>>>>>

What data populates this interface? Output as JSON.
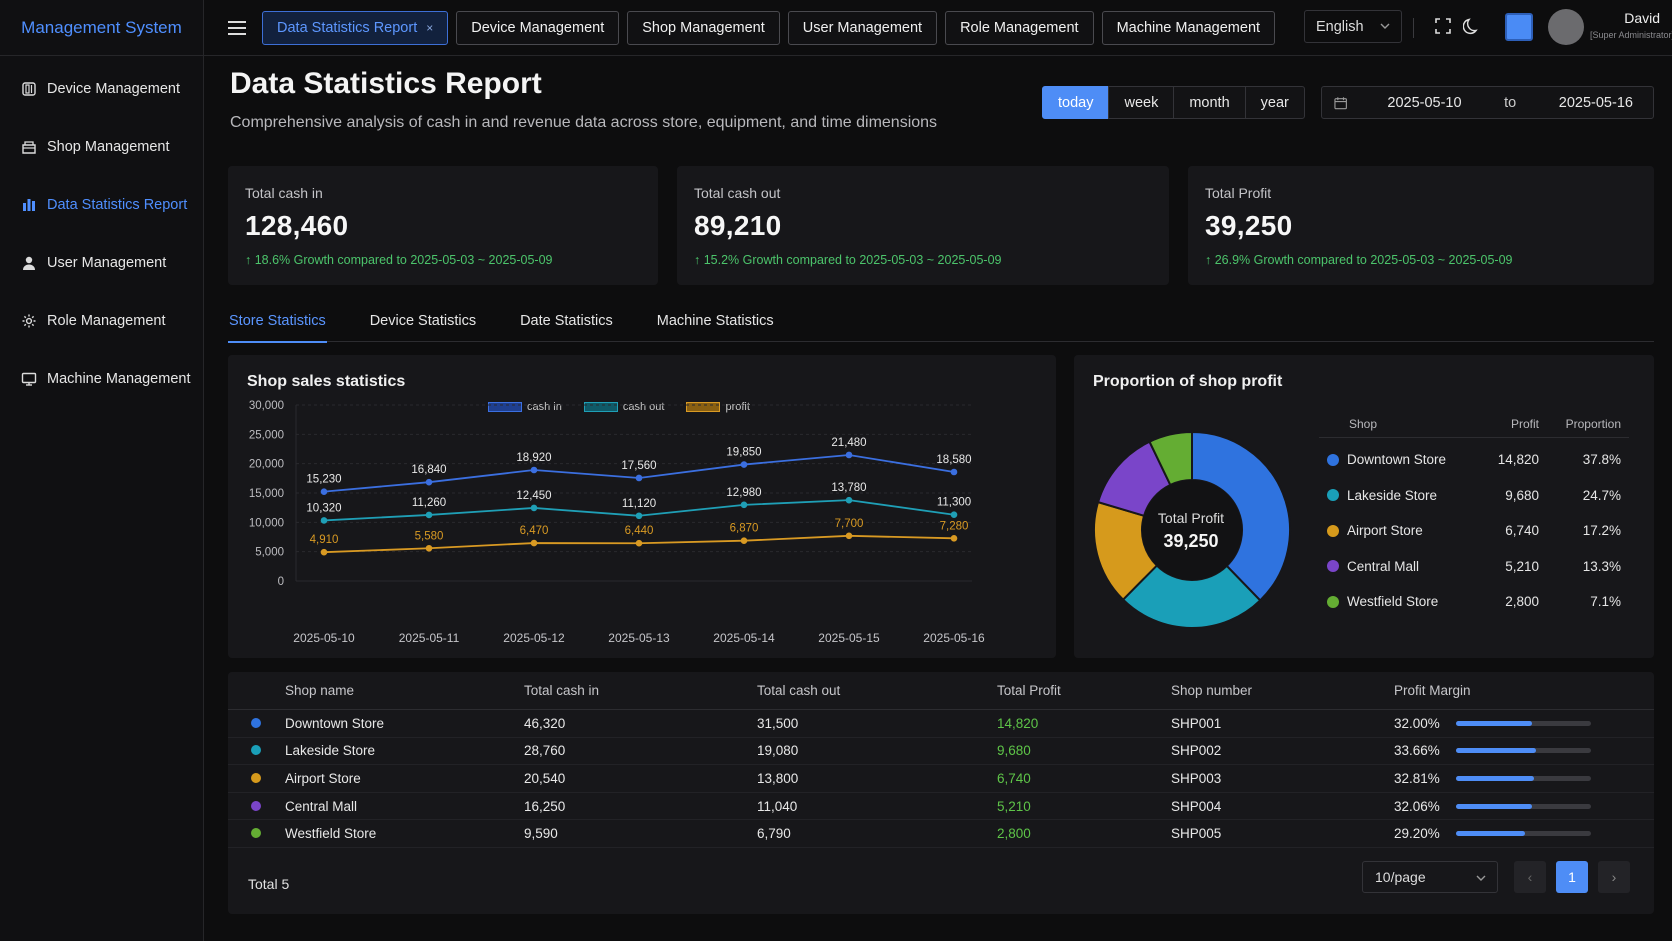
{
  "brand": "Management System",
  "sidebar": {
    "items": [
      {
        "label": "Device Management",
        "icon": "device-icon",
        "active": false
      },
      {
        "label": "Shop Management",
        "icon": "shop-icon",
        "active": false
      },
      {
        "label": "Data Statistics Report",
        "icon": "chart-icon",
        "active": true
      },
      {
        "label": "User Management",
        "icon": "user-icon",
        "active": false
      },
      {
        "label": "Role Management",
        "icon": "gear-icon",
        "active": false
      },
      {
        "label": "Machine Management",
        "icon": "monitor-icon",
        "active": false
      }
    ]
  },
  "header": {
    "tabs": [
      {
        "label": "Data Statistics Report",
        "active": true,
        "close": "×"
      },
      {
        "label": "Device Management",
        "active": false
      },
      {
        "label": "Shop Management",
        "active": false
      },
      {
        "label": "User Management",
        "active": false
      },
      {
        "label": "Role Management",
        "active": false
      },
      {
        "label": "Machine Management",
        "active": false
      }
    ],
    "language": "English",
    "user": {
      "name": "David",
      "role": "[Super Administrator]"
    }
  },
  "page": {
    "title": "Data Statistics Report",
    "subtitle": "Comprehensive analysis of cash in and revenue data across store, equipment, and time dimensions"
  },
  "period": {
    "options": [
      "today",
      "week",
      "month",
      "year"
    ],
    "selected": "today"
  },
  "date_range": {
    "start": "2025-05-10",
    "separator": "to",
    "end": "2025-05-16"
  },
  "kpis": [
    {
      "label": "Total cash in",
      "value": "128,460",
      "growth": "↑ 18.6% Growth compared to 2025-05-03 ~ 2025-05-09"
    },
    {
      "label": "Total cash out",
      "value": "89,210",
      "growth": "↑ 15.2% Growth compared to 2025-05-03 ~ 2025-05-09"
    },
    {
      "label": "Total Profit",
      "value": "39,250",
      "growth": "↑ 26.9% Growth compared to 2025-05-03 ~ 2025-05-09"
    }
  ],
  "subtabs": [
    "Store Statistics",
    "Device Statistics",
    "Date Statistics",
    "Machine Statistics"
  ],
  "colors": {
    "accent": "#4e8df6",
    "cash_in": "#3b6fe0",
    "cash_out": "#1f9fb6",
    "profit": "#d99a23",
    "growth": "#4cc46b",
    "profit_text": "#5ec448",
    "shops": [
      "#2f73df",
      "#1a9fb8",
      "#d69a1c",
      "#7a45c9",
      "#64ad33"
    ]
  },
  "chart_data": [
    {
      "type": "line",
      "title": "Shop sales statistics",
      "x": [
        "2025-05-10",
        "2025-05-11",
        "2025-05-12",
        "2025-05-13",
        "2025-05-14",
        "2025-05-15",
        "2025-05-16"
      ],
      "y_ticks": [
        "30,000",
        "25,000",
        "20,000",
        "15,000",
        "10,000",
        "5,000",
        "0"
      ],
      "ylim": [
        0,
        30000
      ],
      "grid": true,
      "legend_position": "top",
      "series": [
        {
          "name": "cash in",
          "values": [
            15230,
            16840,
            18920,
            17560,
            19850,
            21480,
            18580
          ],
          "labels": [
            "15,230",
            "16,840",
            "18,920",
            "17,560",
            "19,850",
            "21,480",
            "18,580"
          ]
        },
        {
          "name": "cash out",
          "values": [
            10320,
            11260,
            12450,
            11120,
            12980,
            13780,
            11300
          ],
          "labels": [
            "10,320",
            "11,260",
            "12,450",
            "11,120",
            "12,980",
            "13,780",
            "11,300"
          ]
        },
        {
          "name": "profit",
          "values": [
            4910,
            5580,
            6470,
            6440,
            6870,
            7700,
            7280
          ],
          "labels": [
            "4,910",
            "5,580",
            "6,470",
            "6,440",
            "6,870",
            "7,700",
            "7,280"
          ]
        }
      ]
    },
    {
      "type": "pie",
      "title": "Proportion of shop profit",
      "center_label": "Total Profit",
      "center_value": "39,250",
      "columns": [
        "Shop",
        "Profit",
        "Proportion"
      ],
      "slices": [
        {
          "name": "Downtown Store",
          "value": 14820,
          "value_label": "14,820",
          "percent": "37.8%"
        },
        {
          "name": "Lakeside Store",
          "value": 9680,
          "value_label": "9,680",
          "percent": "24.7%"
        },
        {
          "name": "Airport Store",
          "value": 6740,
          "value_label": "6,740",
          "percent": "17.2%"
        },
        {
          "name": "Central Mall",
          "value": 5210,
          "value_label": "5,210",
          "percent": "13.3%"
        },
        {
          "name": "Westfield Store",
          "value": 2800,
          "value_label": "2,800",
          "percent": "7.1%"
        }
      ]
    }
  ],
  "table": {
    "columns": [
      "Shop name",
      "Total cash in",
      "Total cash out",
      "Total Profit",
      "Shop number",
      "Profit Margin"
    ],
    "rows": [
      {
        "name": "Downtown Store",
        "cash_in": "46,320",
        "cash_out": "31,500",
        "profit": "14,820",
        "number": "SHP001",
        "margin": "32.00%",
        "margin_value": 0.32
      },
      {
        "name": "Lakeside Store",
        "cash_in": "28,760",
        "cash_out": "19,080",
        "profit": "9,680",
        "number": "SHP002",
        "margin": "33.66%",
        "margin_value": 0.3366
      },
      {
        "name": "Airport Store",
        "cash_in": "20,540",
        "cash_out": "13,800",
        "profit": "6,740",
        "number": "SHP003",
        "margin": "32.81%",
        "margin_value": 0.3281
      },
      {
        "name": "Central Mall",
        "cash_in": "16,250",
        "cash_out": "11,040",
        "profit": "5,210",
        "number": "SHP004",
        "margin": "32.06%",
        "margin_value": 0.3206
      },
      {
        "name": "Westfield Store",
        "cash_in": "9,590",
        "cash_out": "6,790",
        "profit": "2,800",
        "number": "SHP005",
        "margin": "29.20%",
        "margin_value": 0.292
      }
    ],
    "total": "Total 5",
    "page_size": "10/page",
    "current_page": "1",
    "prev": "‹",
    "next": "›"
  }
}
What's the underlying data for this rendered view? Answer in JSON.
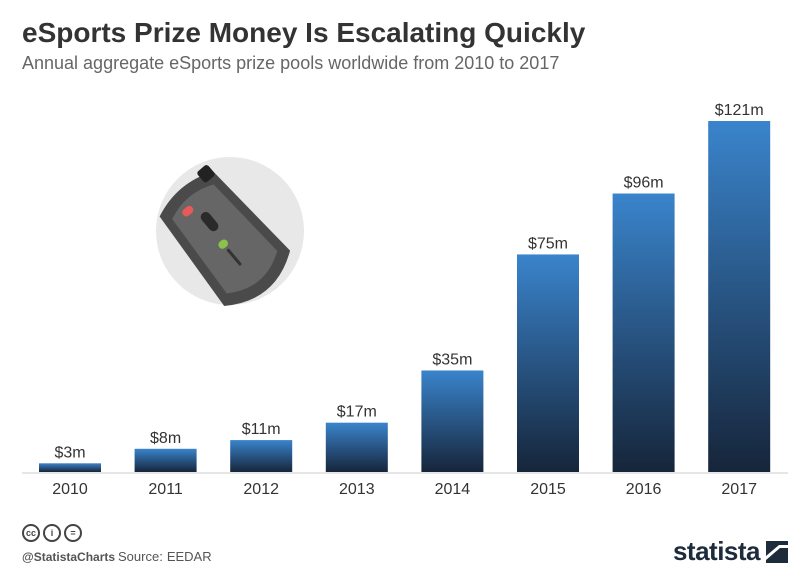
{
  "chart_data": {
    "type": "bar",
    "title": "eSports Prize Money Is Escalating Quickly",
    "subtitle": "Annual aggregate eSports prize pools worldwide from 2010 to 2017",
    "categories": [
      "2010",
      "2011",
      "2012",
      "2013",
      "2014",
      "2015",
      "2016",
      "2017"
    ],
    "values": [
      3,
      8,
      11,
      17,
      35,
      75,
      96,
      121
    ],
    "data_labels": [
      "$3m",
      "$8m",
      "$11m",
      "$17m",
      "$35m",
      "$75m",
      "$96m",
      "$121m"
    ],
    "ylim": [
      0,
      121
    ],
    "grid": false,
    "colors": {
      "bar_top": "#3a84cc",
      "bar_bottom": "#16253a"
    }
  },
  "illustration": {
    "icon": "gaming-mouse-icon"
  },
  "footer": {
    "license_icons": [
      "cc-icon",
      "by-icon",
      "nd-icon"
    ],
    "license_glyphs": [
      "cc",
      "i",
      "="
    ],
    "handle": "@StatistaCharts",
    "source_label": "Source:",
    "source": "EEDAR",
    "brand": "statista"
  }
}
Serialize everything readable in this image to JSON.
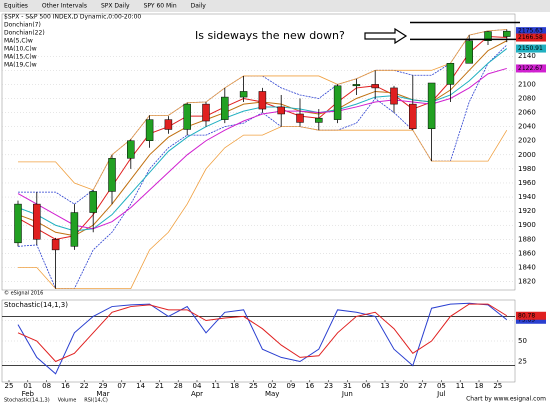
{
  "toolbar": [
    "Equities",
    "Other Intervals",
    "SPX Daily",
    "SPY 60 Min",
    "Daily"
  ],
  "footer": {
    "tabs": [
      "Stochastic(14,1,3)",
      "Volume",
      "RSI(14,C)"
    ],
    "credit": "Chart by www.esignal.com",
    "watermark": "© eSignal 2016"
  },
  "chart_data": {
    "type": "candlestick",
    "title": "$SPX - S&P 500 INDEX,D Dynamic,0:00-20:00",
    "annotation": "Is sideways the new down?",
    "annotation_lines": [
      2188,
      2164
    ],
    "categories": [
      "25",
      "01",
      "08",
      "16",
      "22",
      "29",
      "07",
      "14",
      "21",
      "28",
      "04",
      "11",
      "18",
      "25",
      "02",
      "09",
      "16",
      "23",
      "31",
      "06",
      "13",
      "20",
      "27",
      "05",
      "11",
      "18",
      "25"
    ],
    "months": [
      null,
      "Feb",
      null,
      null,
      null,
      "Mar",
      null,
      null,
      null,
      null,
      "Apr",
      null,
      null,
      null,
      "May",
      null,
      null,
      null,
      "Jun",
      null,
      null,
      null,
      null,
      "Jul",
      null,
      null,
      null
    ],
    "ylim": [
      1808,
      2200
    ],
    "yticks": [
      1820,
      1840,
      1860,
      1880,
      1900,
      1920,
      1940,
      1960,
      1980,
      2000,
      2020,
      2040,
      2060,
      2080,
      2100,
      2120,
      2140
    ],
    "grid": true,
    "up_color": "#22a022",
    "down_color": "#e02020",
    "ohlc": {
      "open": [
        1875,
        1930,
        1880,
        1870,
        1918,
        1948,
        1995,
        2020,
        2050,
        2036,
        2072,
        2050,
        2082,
        2090,
        2068,
        2058,
        2046,
        2050,
        2098,
        2100,
        2095,
        2072,
        2037,
        2100,
        2130,
        2162,
        2168
      ],
      "high": [
        1935,
        1947,
        1882,
        1930,
        1950,
        2000,
        2022,
        2056,
        2055,
        2074,
        2075,
        2095,
        2112,
        2095,
        2085,
        2080,
        2065,
        2100,
        2108,
        2120,
        2098,
        2113,
        2102,
        2130,
        2170,
        2176,
        2178
      ],
      "low": [
        1870,
        1872,
        1810,
        1865,
        1890,
        1930,
        1980,
        2010,
        2030,
        2028,
        2040,
        2045,
        2075,
        2060,
        2040,
        2040,
        2035,
        2045,
        2085,
        2080,
        2060,
        2035,
        1991,
        2075,
        2130,
        2156,
        2160
      ],
      "close": [
        1930,
        1880,
        1865,
        1918,
        1948,
        1995,
        2020,
        2050,
        2036,
        2072,
        2048,
        2082,
        2090,
        2065,
        2058,
        2046,
        2052,
        2098,
        2100,
        2095,
        2072,
        2037,
        2102,
        2130,
        2162,
        2175,
        2175.63
      ]
    },
    "bands": [
      {
        "name": "Donchian(7)",
        "color": "#2a3fd0",
        "upper": [
          1947,
          1947,
          1947,
          1930,
          1950,
          2000,
          2022,
          2056,
          2056,
          2074,
          2075,
          2095,
          2112,
          2112,
          2095,
          2085,
          2080,
          2100,
          2108,
          2120,
          2120,
          2113,
          2113,
          2130,
          2170,
          2176,
          2178
        ],
        "lower": [
          1870,
          1872,
          1810,
          1810,
          1865,
          1890,
          1930,
          1980,
          2010,
          2028,
          2028,
          2040,
          2045,
          2060,
          2040,
          2040,
          2035,
          2035,
          2045,
          2080,
          2060,
          2035,
          1991,
          1991,
          2075,
          2130,
          2156
        ]
      },
      {
        "name": "Donchian(22)",
        "color": "#f0a040",
        "upper": [
          1990,
          1990,
          1990,
          1960,
          1950,
          2000,
          2022,
          2056,
          2056,
          2074,
          2075,
          2095,
          2112,
          2112,
          2112,
          2112,
          2112,
          2100,
          2108,
          2120,
          2120,
          2120,
          2120,
          2130,
          2170,
          2176,
          2178
        ],
        "lower": [
          1840,
          1840,
          1810,
          1810,
          1810,
          1810,
          1810,
          1865,
          1890,
          1930,
          1980,
          2010,
          2028,
          2028,
          2040,
          2040,
          2035,
          2035,
          2035,
          2035,
          2035,
          2035,
          1991,
          1991,
          1991,
          1991,
          2035
        ]
      }
    ],
    "series": [
      {
        "name": "MA(5,C)w",
        "color": "#e02020",
        "values": [
          1910,
          1895,
          1880,
          1885,
          1915,
          1955,
          1995,
          2030,
          2040,
          2055,
          2055,
          2068,
          2080,
          2075,
          2065,
          2055,
          2052,
          2075,
          2095,
          2098,
          2085,
          2065,
          2075,
          2105,
          2145,
          2168,
          2166.58
        ]
      },
      {
        "name": "MA(10,C)w",
        "color": "#c07010",
        "values": [
          1915,
          1905,
          1890,
          1885,
          1900,
          1930,
          1965,
          2000,
          2025,
          2040,
          2050,
          2060,
          2072,
          2075,
          2072,
          2062,
          2058,
          2065,
          2080,
          2090,
          2088,
          2078,
          2075,
          2092,
          2120,
          2148,
          2162
        ]
      },
      {
        "name": "MA(15,C)w",
        "color": "#20b0c0",
        "values": [
          1925,
          1915,
          1900,
          1892,
          1895,
          1915,
          1945,
          1975,
          2005,
          2025,
          2040,
          2052,
          2062,
          2068,
          2068,
          2065,
          2060,
          2064,
          2072,
          2082,
          2084,
          2078,
          2075,
          2085,
          2105,
          2130,
          2150.91
        ]
      },
      {
        "name": "MA(19,C)w",
        "color": "#d020d0",
        "values": [
          1945,
          1930,
          1915,
          1900,
          1895,
          1905,
          1925,
          1950,
          1975,
          2000,
          2020,
          2035,
          2048,
          2058,
          2062,
          2062,
          2060,
          2062,
          2068,
          2075,
          2078,
          2075,
          2072,
          2080,
          2095,
          2115,
          2122.67
        ]
      }
    ],
    "stochastic": {
      "title": "Stochastic(14,1,3)",
      "ylim": [
        0,
        100
      ],
      "yticks": [
        25,
        50,
        75
      ],
      "levels": [
        20,
        80
      ],
      "series": [
        {
          "color": "#2a3fd0",
          "values": [
            70,
            30,
            10,
            60,
            80,
            92,
            94,
            95,
            80,
            92,
            60,
            85,
            88,
            40,
            30,
            25,
            40,
            88,
            85,
            80,
            40,
            20,
            90,
            95,
            96,
            94,
            75.89
          ]
        },
        {
          "color": "#e02020",
          "values": [
            60,
            50,
            25,
            35,
            60,
            85,
            92,
            94,
            88,
            88,
            75,
            78,
            80,
            65,
            45,
            30,
            32,
            60,
            80,
            85,
            65,
            35,
            50,
            80,
            95,
            95,
            80.78
          ]
        }
      ]
    }
  }
}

<<<<<

◆ **WHAT YOU WILL DO**: Gather up every line from the listing above in which the word "brand" occurs.

◆ **COMPLETE RESPONSE**:
  "brand": "Management System",
    "brand": "statista"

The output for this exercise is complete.